» **Source excerpt**
[Start]
Let's look at who might be pointing to it. We can skip ChangeRecords, since 
they won't get stored. So let's try this:


| zt ptrs baddies ptrs2 |
Smalltalk garbageCollect.
zt := (ReadOnlyVariableBinding allInstances select: [ :ea | ea key = #ZTime ]) 
first.
ptrs := Smalltalk pointersTo: zt except: { zt. zt key. zt value. }.
baddies := OrderedCollection new.
ptrs do: [ :p |
	ptrs2 := nil.
	ptrs2 := Smalltalk pointersTo: p except: { ptrs. p. thisContext. thisContext 
sender. thisContext home. thisContext blockHome. zt. zt key. zt value. 
baddies. baddies collector }.
	ptrs2 := ptrs2 reject: [ :ea |
		('*ChangeRecord*' match: ea class name) ].
	ptrs2 isEmpty ifFalse: [baddies addAll: ptrs2 ].
].
baddies asArray inspect.


Which shows me a single MethodContext, whose receiver is Delay, and whose 
source is missing. But looking around the context, I see that there is a temp 
of a Semaphore, and on its list is a process with priority 80.

Opening a Process browser, I see that that's the timer interrupt watcher. 
Apparently this didn't get recompiled and restarted, or it's the old method.

By printing the result of

	Delay class compiledMethodAt: #timerInterruptWatcher

I see that the method is different (different identityHash).

OK... let's try to fix the problem. Looks like I'll have to restart the timer 
interrupt watcher, but I don't want to kill off the existing delays.

Reading the code of Delay class shows how this might work.

Let's try:

	Delay shutDown; startTimerInterruptWatcher; startUp.

Repeating the search for baddies above shows that that one reference has been 
removed.

Trying the project storage (with a change sorter) again now works.

Was that fun, or what?

Why did I say that the class was "improperly renamed"? Notice that all of the 
other associations besides #ZTime and #ZDate refer to classes whose names 
start with "AnObsolete" and which will in fact report that they are obsolete 
when asked.

However, #ZTime and #ZDate actually point to live classes with other names!

How did this happen? Well, in the postscript of change set 
5668Chrnl-i-CnvtTDateTTime1 there is the following code:

| jdn |
jdn _ SystemVersion current date asDate julianDayNumber.
[End]
» **Tasks to complete**
**a)** Reproduce the part of the Smalltalk debugging excerpt that opens with the words containing "Let's look at" and closes with "key = #ZTime ])".
**b)** Please translate this sentence from the Smalltalk debugging excerpt into Spanish: "Reading the code of Delay class shows how this might work."
**c)** Extend the Smalltalk debugging excerpt onward from its last line.
The data isn't needed here.

» **Dataset content**
[Start]
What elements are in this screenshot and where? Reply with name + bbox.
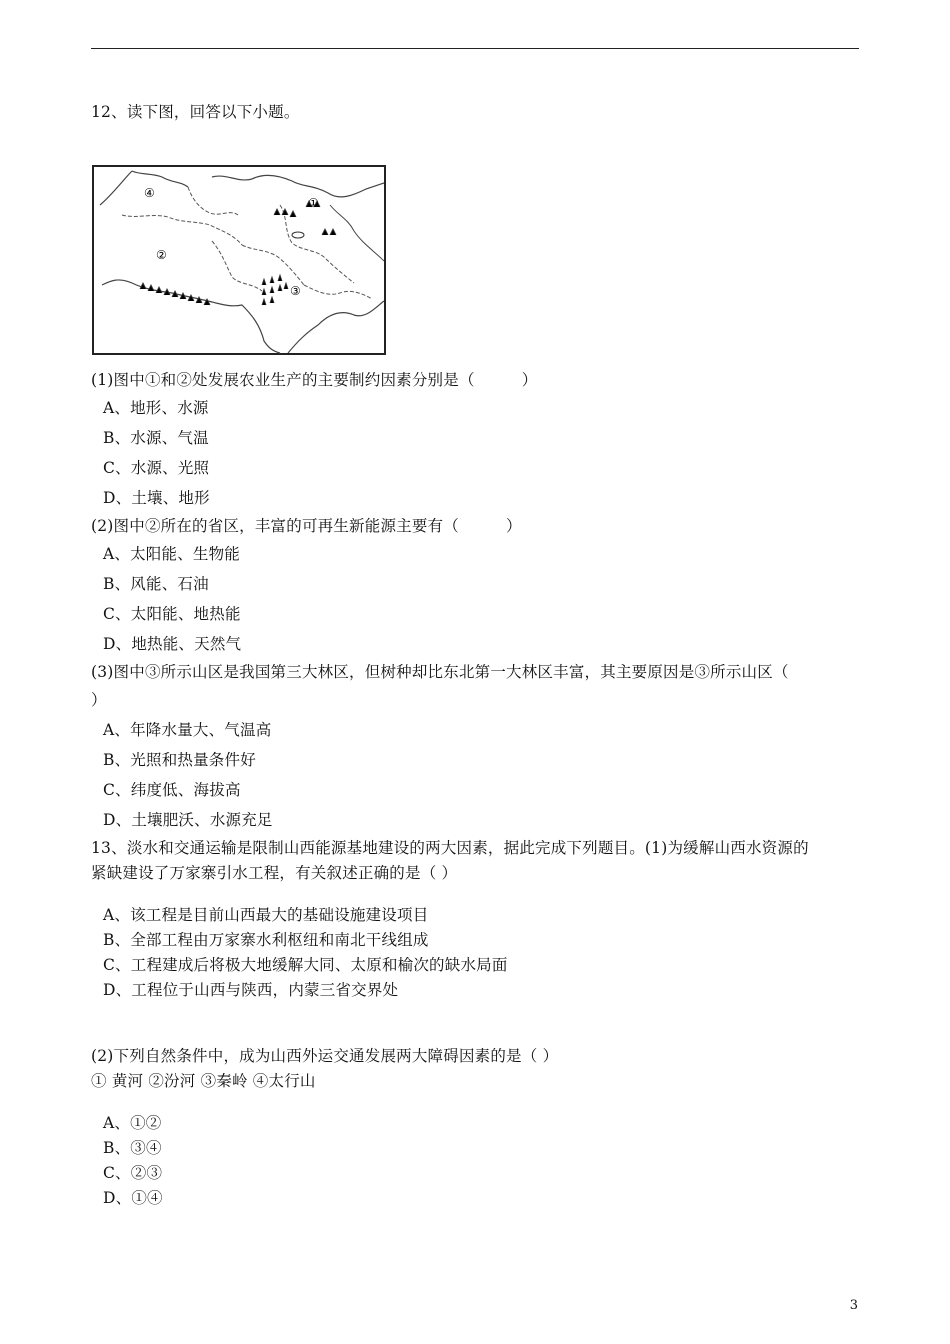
[End]
» **Replies**
**a)**
Let's look at who might be pointing to it. We can skip ChangeRecords, since 
they won't get stored. So let's try this:


| zt ptrs baddies ptrs2 |
Smalltalk garbageCollect.
zt := (ReadOnlyVariableBinding allInstances select: [ :ea | ea key = #ZTime ])

**b)** Leer el código de la clase Delay muestra cómo podría funcionar esto.

**c)**
#(#Date #Time #TimeStamp) 	
	do: 	[ :s | | zname tname |
		Transcript show: (Smalltalk at: s) allInstances; cr.
		zname  _ ('Z', s) asSymbol.
		tname  _ ('T', s) asSymbol.
		(Smalltalk at: s) rename: zname.
		(Smalltalk at: tname) rename: s.
		(Smalltalk systemNavigation allCallsOn: (Smalltalk associationAt: zname))
			do: [ :ref | ref actualClass ifNotNilDo: [ :ac | ac recompile: ref 
methodSymbol ] ].
		Smalltalk forgetClass: (Smalltalk at: zname) logged: false.
		Transcript show: 'replaced ', s; cr ].

Transcript show: 'removing subclasses....'.
(Magnitude subclasses select: [ :sc | sc name beginsWith: 'Z' ]) 
	do:  [ :sc | Magnitude  removeSubclass: sc ].
Transcript tab; show: 'removed.'; cr.


That is (for instance, for #ZTime):

* There used to be a subclass of Magnitude called Time.
* we defined a new class called TTime
* we renamed Time to ZTime
* we renamed TTime to Time
* we then recompiled all the references to the old versions of Time (which was 
now named #ZTime)
* we then forgot #ZTime, and tried not to remember that we had done so (in the 
change set) 
* then we tried to remove #ZTime (again) using #removeSubclass: (this 
shouldn't have been necessary after #forgetClass:logged:, and is almost 
always the wrong thing to do from outside the guts of the system).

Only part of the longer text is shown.